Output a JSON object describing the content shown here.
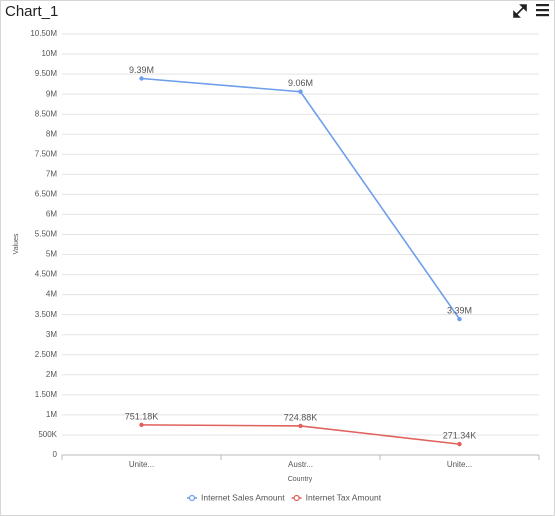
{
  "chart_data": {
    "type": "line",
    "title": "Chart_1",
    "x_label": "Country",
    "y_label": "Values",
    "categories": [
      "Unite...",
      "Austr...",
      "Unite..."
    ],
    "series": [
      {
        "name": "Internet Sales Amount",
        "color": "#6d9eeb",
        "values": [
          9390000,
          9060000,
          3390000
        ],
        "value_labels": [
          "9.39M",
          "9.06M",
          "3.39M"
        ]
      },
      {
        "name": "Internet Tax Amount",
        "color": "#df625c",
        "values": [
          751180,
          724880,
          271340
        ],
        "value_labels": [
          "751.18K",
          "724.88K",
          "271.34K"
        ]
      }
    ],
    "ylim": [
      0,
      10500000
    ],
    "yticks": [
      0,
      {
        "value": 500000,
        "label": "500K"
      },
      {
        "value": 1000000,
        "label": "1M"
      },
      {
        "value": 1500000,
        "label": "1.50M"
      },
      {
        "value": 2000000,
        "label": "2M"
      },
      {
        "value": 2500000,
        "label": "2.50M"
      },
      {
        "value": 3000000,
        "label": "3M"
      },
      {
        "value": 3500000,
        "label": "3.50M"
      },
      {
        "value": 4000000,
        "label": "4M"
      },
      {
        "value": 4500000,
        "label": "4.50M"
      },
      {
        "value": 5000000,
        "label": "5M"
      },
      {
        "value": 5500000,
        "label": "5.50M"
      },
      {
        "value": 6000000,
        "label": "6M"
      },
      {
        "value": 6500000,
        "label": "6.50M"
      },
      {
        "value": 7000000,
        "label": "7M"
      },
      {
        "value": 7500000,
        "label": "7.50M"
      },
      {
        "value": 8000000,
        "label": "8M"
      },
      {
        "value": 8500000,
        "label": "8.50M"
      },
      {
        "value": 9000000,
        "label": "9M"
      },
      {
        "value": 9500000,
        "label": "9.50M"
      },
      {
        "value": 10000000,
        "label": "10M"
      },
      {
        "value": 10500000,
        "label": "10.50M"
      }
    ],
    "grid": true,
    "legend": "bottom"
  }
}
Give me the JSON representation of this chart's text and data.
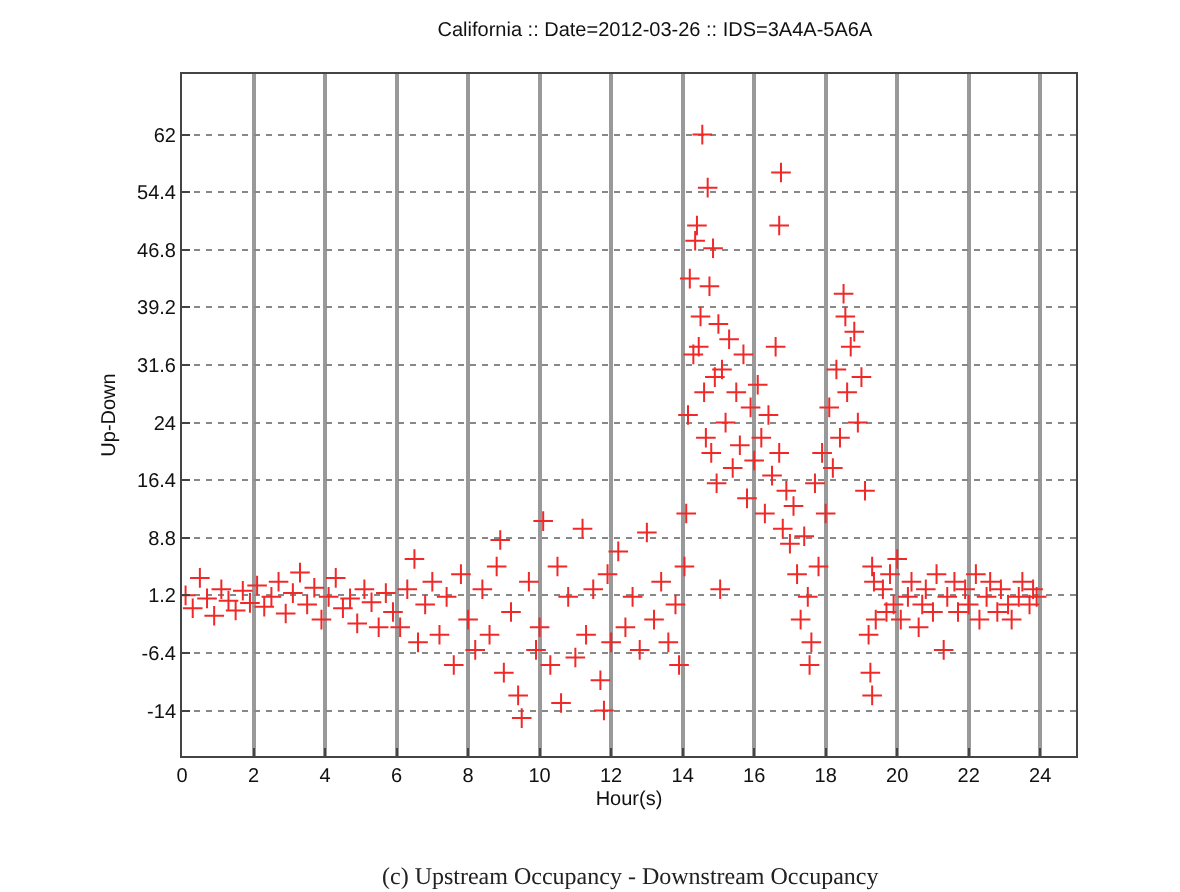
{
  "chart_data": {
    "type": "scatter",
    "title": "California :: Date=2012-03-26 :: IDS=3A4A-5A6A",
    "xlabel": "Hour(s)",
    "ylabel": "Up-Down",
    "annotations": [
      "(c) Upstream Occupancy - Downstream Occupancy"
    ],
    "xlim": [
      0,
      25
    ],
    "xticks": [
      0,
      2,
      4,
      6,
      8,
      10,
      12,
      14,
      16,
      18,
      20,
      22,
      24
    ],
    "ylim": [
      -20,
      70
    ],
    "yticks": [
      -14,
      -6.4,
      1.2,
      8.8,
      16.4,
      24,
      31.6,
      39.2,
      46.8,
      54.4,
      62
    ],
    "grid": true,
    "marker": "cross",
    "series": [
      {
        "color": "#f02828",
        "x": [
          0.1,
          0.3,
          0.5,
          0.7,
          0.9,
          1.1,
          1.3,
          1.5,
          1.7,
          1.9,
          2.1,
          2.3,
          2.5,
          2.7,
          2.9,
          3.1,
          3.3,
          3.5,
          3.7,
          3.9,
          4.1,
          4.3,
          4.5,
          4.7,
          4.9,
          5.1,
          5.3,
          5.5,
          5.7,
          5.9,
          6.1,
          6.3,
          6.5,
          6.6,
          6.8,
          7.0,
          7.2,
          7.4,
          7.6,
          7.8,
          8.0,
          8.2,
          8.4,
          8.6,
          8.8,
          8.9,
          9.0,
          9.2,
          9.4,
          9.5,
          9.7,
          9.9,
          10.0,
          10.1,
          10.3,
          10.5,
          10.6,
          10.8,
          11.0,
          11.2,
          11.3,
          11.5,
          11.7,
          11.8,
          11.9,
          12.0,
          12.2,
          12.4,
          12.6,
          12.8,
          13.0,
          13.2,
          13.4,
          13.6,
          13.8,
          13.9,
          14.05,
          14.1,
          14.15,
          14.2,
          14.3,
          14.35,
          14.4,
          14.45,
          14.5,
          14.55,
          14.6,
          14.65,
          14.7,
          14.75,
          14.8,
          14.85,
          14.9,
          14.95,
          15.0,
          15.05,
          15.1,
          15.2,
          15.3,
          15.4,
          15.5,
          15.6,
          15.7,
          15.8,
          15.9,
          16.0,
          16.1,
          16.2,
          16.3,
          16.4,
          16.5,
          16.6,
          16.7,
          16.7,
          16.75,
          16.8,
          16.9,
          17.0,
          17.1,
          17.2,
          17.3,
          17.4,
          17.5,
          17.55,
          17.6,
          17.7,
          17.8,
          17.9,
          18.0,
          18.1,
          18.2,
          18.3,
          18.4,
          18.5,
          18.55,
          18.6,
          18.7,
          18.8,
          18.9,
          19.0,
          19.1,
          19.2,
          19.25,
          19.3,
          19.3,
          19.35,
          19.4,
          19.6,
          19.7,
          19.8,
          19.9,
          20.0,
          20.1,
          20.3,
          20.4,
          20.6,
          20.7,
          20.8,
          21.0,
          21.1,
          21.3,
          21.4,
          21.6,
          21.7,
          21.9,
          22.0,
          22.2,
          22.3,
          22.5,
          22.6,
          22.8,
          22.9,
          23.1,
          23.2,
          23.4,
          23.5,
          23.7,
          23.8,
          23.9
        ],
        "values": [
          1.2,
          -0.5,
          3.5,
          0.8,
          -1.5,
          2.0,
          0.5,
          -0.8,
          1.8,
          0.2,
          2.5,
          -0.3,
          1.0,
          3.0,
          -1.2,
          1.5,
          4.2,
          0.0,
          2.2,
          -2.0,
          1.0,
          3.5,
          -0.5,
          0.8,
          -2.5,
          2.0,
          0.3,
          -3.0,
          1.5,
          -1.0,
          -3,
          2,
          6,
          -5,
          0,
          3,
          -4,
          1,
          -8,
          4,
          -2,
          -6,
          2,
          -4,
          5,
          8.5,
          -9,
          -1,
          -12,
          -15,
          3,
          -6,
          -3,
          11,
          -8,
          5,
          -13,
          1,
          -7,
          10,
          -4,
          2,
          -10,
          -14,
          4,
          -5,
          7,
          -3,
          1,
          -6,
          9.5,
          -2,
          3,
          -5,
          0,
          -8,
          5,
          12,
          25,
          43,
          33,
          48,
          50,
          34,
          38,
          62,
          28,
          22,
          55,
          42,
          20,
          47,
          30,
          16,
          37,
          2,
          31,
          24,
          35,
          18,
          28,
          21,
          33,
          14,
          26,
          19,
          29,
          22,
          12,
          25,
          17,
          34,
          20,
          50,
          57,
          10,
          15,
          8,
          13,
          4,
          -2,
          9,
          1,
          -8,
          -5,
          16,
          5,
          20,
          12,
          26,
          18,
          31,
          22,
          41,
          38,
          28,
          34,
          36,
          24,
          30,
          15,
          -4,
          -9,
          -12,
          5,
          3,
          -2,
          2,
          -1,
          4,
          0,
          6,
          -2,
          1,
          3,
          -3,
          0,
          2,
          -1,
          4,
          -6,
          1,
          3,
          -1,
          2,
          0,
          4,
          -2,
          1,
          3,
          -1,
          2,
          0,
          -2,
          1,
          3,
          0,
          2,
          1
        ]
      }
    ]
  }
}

• Exercise: Locate the lines above that contain "Internet" and copy them.

• Written answer:
        "name": "Internet Sales Amount",
        "name": "Internet Tax Amount",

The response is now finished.